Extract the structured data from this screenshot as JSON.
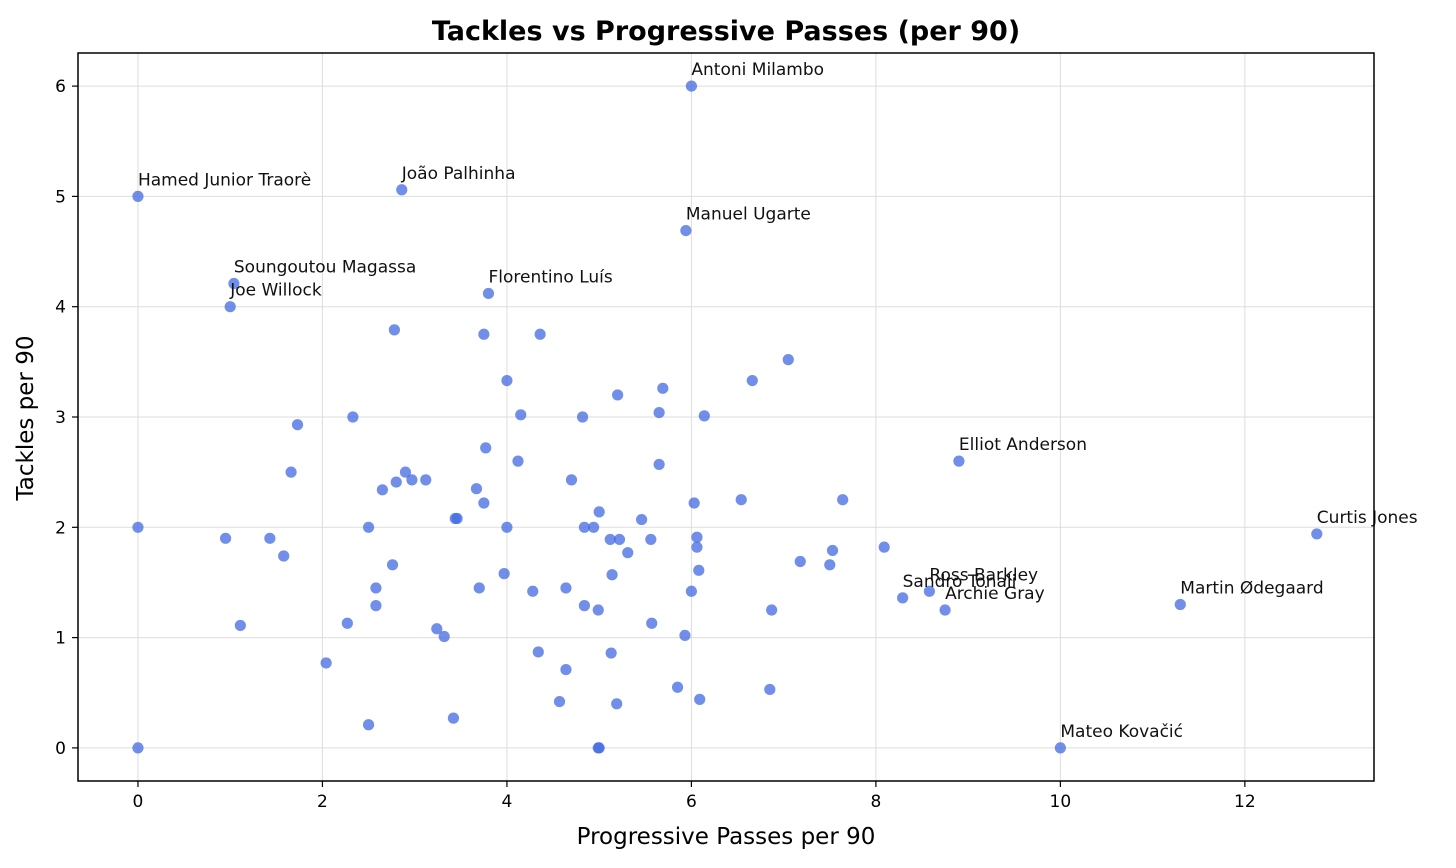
{
  "chart_data": {
    "type": "scatter",
    "title": "Tackles vs Progressive Passes (per 90)",
    "xlabel": "Progressive Passes per 90",
    "ylabel": "Tackles per 90",
    "xlim": [
      -0.65,
      13.4
    ],
    "ylim": [
      -0.3,
      6.3
    ],
    "xticks": [
      0,
      2,
      4,
      6,
      8,
      10,
      12
    ],
    "yticks": [
      0,
      1,
      2,
      3,
      4,
      5,
      6
    ],
    "grid": true,
    "marker_color": "#4169e1",
    "labeled_points": [
      {
        "label": "Antoni Milambo",
        "x": 6.0,
        "y": 6.0
      },
      {
        "label": "Hamed Junior Traorè",
        "x": 0.0,
        "y": 5.0
      },
      {
        "label": "João Palhinha",
        "x": 2.86,
        "y": 5.06
      },
      {
        "label": "Manuel Ugarte",
        "x": 5.94,
        "y": 4.69
      },
      {
        "label": "Soungoutou Magassa",
        "x": 1.04,
        "y": 4.21
      },
      {
        "label": "Joe Willock",
        "x": 1.0,
        "y": 4.0
      },
      {
        "label": "Florentino Luís",
        "x": 3.8,
        "y": 4.12
      },
      {
        "label": "Elliot Anderson",
        "x": 8.9,
        "y": 2.6
      },
      {
        "label": "Curtis Jones",
        "x": 12.78,
        "y": 1.94
      },
      {
        "label": "Ross Barkley",
        "x": 8.58,
        "y": 1.42
      },
      {
        "label": "Sandro Tonali",
        "x": 8.29,
        "y": 1.36
      },
      {
        "label": "Archie Gray",
        "x": 8.75,
        "y": 1.25
      },
      {
        "label": "Martin Ødegaard",
        "x": 11.3,
        "y": 1.3
      },
      {
        "label": "Mateo Kovačić",
        "x": 10.0,
        "y": 0.0
      }
    ],
    "points": [
      {
        "x": 2.78,
        "y": 3.79
      },
      {
        "x": 3.75,
        "y": 3.75
      },
      {
        "x": 4.36,
        "y": 3.75
      },
      {
        "x": 7.05,
        "y": 3.52
      },
      {
        "x": 4.0,
        "y": 3.33
      },
      {
        "x": 6.66,
        "y": 3.33
      },
      {
        "x": 5.2,
        "y": 3.2
      },
      {
        "x": 5.69,
        "y": 3.26
      },
      {
        "x": 2.33,
        "y": 3.0
      },
      {
        "x": 4.15,
        "y": 3.02
      },
      {
        "x": 4.82,
        "y": 3.0
      },
      {
        "x": 5.65,
        "y": 3.04
      },
      {
        "x": 6.14,
        "y": 3.01
      },
      {
        "x": 1.73,
        "y": 2.93
      },
      {
        "x": 3.77,
        "y": 2.72
      },
      {
        "x": 1.66,
        "y": 2.5
      },
      {
        "x": 4.12,
        "y": 2.6
      },
      {
        "x": 5.65,
        "y": 2.57
      },
      {
        "x": 2.9,
        "y": 2.5
      },
      {
        "x": 2.97,
        "y": 2.43
      },
      {
        "x": 3.12,
        "y": 2.43
      },
      {
        "x": 2.8,
        "y": 2.41
      },
      {
        "x": 2.65,
        "y": 2.34
      },
      {
        "x": 3.67,
        "y": 2.35
      },
      {
        "x": 4.7,
        "y": 2.43
      },
      {
        "x": 3.75,
        "y": 2.22
      },
      {
        "x": 6.03,
        "y": 2.22
      },
      {
        "x": 6.54,
        "y": 2.25
      },
      {
        "x": 7.64,
        "y": 2.25
      },
      {
        "x": 3.44,
        "y": 2.08
      },
      {
        "x": 3.46,
        "y": 2.08
      },
      {
        "x": 5.0,
        "y": 2.14
      },
      {
        "x": 5.46,
        "y": 2.07
      },
      {
        "x": 0.0,
        "y": 2.0
      },
      {
        "x": 2.5,
        "y": 2.0
      },
      {
        "x": 4.0,
        "y": 2.0
      },
      {
        "x": 4.84,
        "y": 2.0
      },
      {
        "x": 4.94,
        "y": 2.0
      },
      {
        "x": 0.95,
        "y": 1.9
      },
      {
        "x": 1.43,
        "y": 1.9
      },
      {
        "x": 5.12,
        "y": 1.89
      },
      {
        "x": 5.22,
        "y": 1.89
      },
      {
        "x": 5.56,
        "y": 1.89
      },
      {
        "x": 6.06,
        "y": 1.91
      },
      {
        "x": 6.06,
        "y": 1.82
      },
      {
        "x": 5.31,
        "y": 1.77
      },
      {
        "x": 7.53,
        "y": 1.79
      },
      {
        "x": 8.09,
        "y": 1.82
      },
      {
        "x": 1.58,
        "y": 1.74
      },
      {
        "x": 2.76,
        "y": 1.66
      },
      {
        "x": 7.18,
        "y": 1.69
      },
      {
        "x": 7.5,
        "y": 1.66
      },
      {
        "x": 6.08,
        "y": 1.61
      },
      {
        "x": 3.97,
        "y": 1.58
      },
      {
        "x": 5.14,
        "y": 1.57
      },
      {
        "x": 2.58,
        "y": 1.45
      },
      {
        "x": 3.7,
        "y": 1.45
      },
      {
        "x": 4.28,
        "y": 1.42
      },
      {
        "x": 4.64,
        "y": 1.45
      },
      {
        "x": 6.0,
        "y": 1.42
      },
      {
        "x": 2.58,
        "y": 1.29
      },
      {
        "x": 4.84,
        "y": 1.29
      },
      {
        "x": 4.99,
        "y": 1.25
      },
      {
        "x": 6.87,
        "y": 1.25
      },
      {
        "x": 1.11,
        "y": 1.11
      },
      {
        "x": 2.27,
        "y": 1.13
      },
      {
        "x": 3.24,
        "y": 1.08
      },
      {
        "x": 3.32,
        "y": 1.01
      },
      {
        "x": 5.57,
        "y": 1.13
      },
      {
        "x": 5.93,
        "y": 1.02
      },
      {
        "x": 4.34,
        "y": 0.87
      },
      {
        "x": 5.13,
        "y": 0.86
      },
      {
        "x": 2.04,
        "y": 0.77
      },
      {
        "x": 4.64,
        "y": 0.71
      },
      {
        "x": 5.85,
        "y": 0.55
      },
      {
        "x": 6.85,
        "y": 0.53
      },
      {
        "x": 4.57,
        "y": 0.42
      },
      {
        "x": 5.19,
        "y": 0.4
      },
      {
        "x": 6.09,
        "y": 0.44
      },
      {
        "x": 2.5,
        "y": 0.21
      },
      {
        "x": 3.42,
        "y": 0.27
      },
      {
        "x": 0.0,
        "y": 0.0
      },
      {
        "x": 4.99,
        "y": 0.0
      },
      {
        "x": 5.0,
        "y": 0.0
      }
    ]
  }
}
____________
Short problem: Copy all lines from the data that hold the word "Tackles".

Response:
    "title": "Tackles vs Progressive Passes (per 90)",
    "ylabel": "Tackles per 90",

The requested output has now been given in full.